*Aim*: From the entries below, gather every line containing the string "konserwatorskie".

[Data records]

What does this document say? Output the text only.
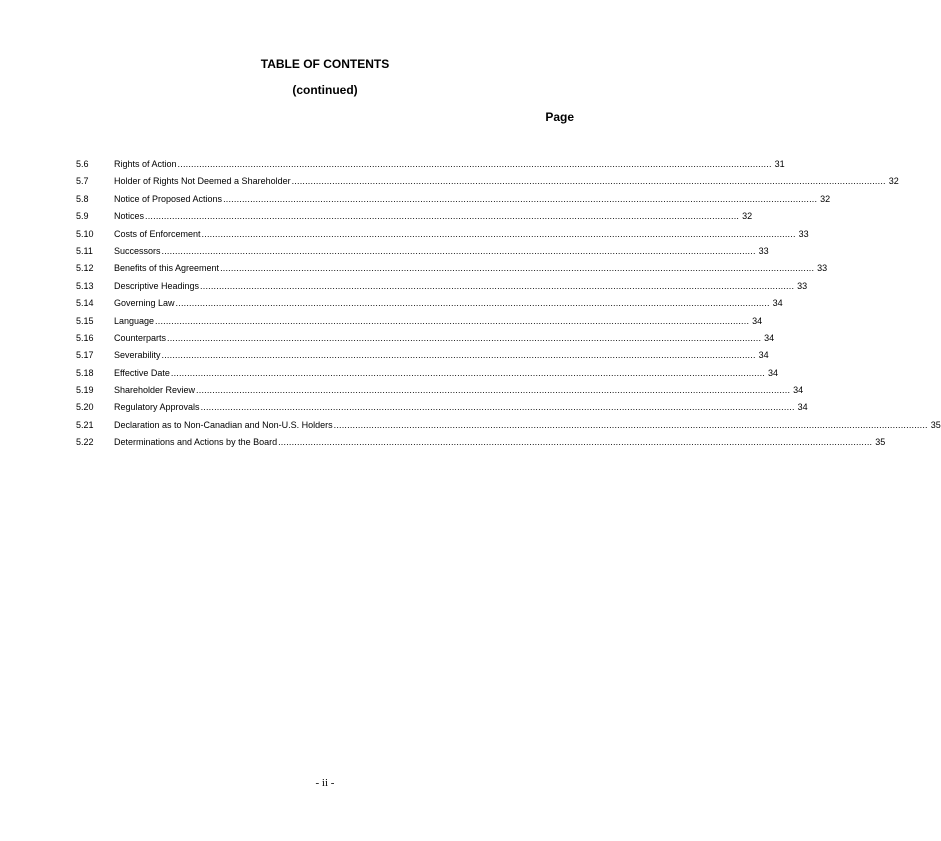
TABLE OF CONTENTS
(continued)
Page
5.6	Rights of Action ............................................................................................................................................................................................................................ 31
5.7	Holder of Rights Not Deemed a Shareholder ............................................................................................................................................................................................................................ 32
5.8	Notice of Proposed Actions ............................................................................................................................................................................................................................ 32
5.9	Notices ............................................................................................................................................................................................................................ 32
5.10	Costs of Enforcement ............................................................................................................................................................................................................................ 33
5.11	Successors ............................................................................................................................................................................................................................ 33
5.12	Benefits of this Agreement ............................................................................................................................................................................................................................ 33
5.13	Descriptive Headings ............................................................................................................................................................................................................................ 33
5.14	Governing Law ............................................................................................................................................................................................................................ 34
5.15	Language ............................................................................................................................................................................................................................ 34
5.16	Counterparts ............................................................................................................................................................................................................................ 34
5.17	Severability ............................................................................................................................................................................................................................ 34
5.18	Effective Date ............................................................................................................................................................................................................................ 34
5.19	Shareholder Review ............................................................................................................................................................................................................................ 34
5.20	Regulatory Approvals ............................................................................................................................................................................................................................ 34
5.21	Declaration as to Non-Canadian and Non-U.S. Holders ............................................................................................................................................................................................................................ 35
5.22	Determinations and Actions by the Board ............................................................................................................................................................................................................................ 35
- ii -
==
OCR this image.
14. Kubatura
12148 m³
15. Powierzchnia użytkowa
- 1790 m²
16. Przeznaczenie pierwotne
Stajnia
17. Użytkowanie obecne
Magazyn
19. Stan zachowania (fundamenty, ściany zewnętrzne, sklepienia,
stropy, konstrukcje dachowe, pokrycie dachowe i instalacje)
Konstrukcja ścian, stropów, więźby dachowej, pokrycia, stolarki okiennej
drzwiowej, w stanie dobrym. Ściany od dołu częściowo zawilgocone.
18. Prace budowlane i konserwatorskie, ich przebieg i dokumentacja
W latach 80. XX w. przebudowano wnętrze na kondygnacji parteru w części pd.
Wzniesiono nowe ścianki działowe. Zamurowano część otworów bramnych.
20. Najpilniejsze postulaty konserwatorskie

*Response to this exercise*:
18. Prace budowlane i konserwatorskie, ich przebieg i dokumentacja
20. Najpilniejsze postulaty konserwatorskie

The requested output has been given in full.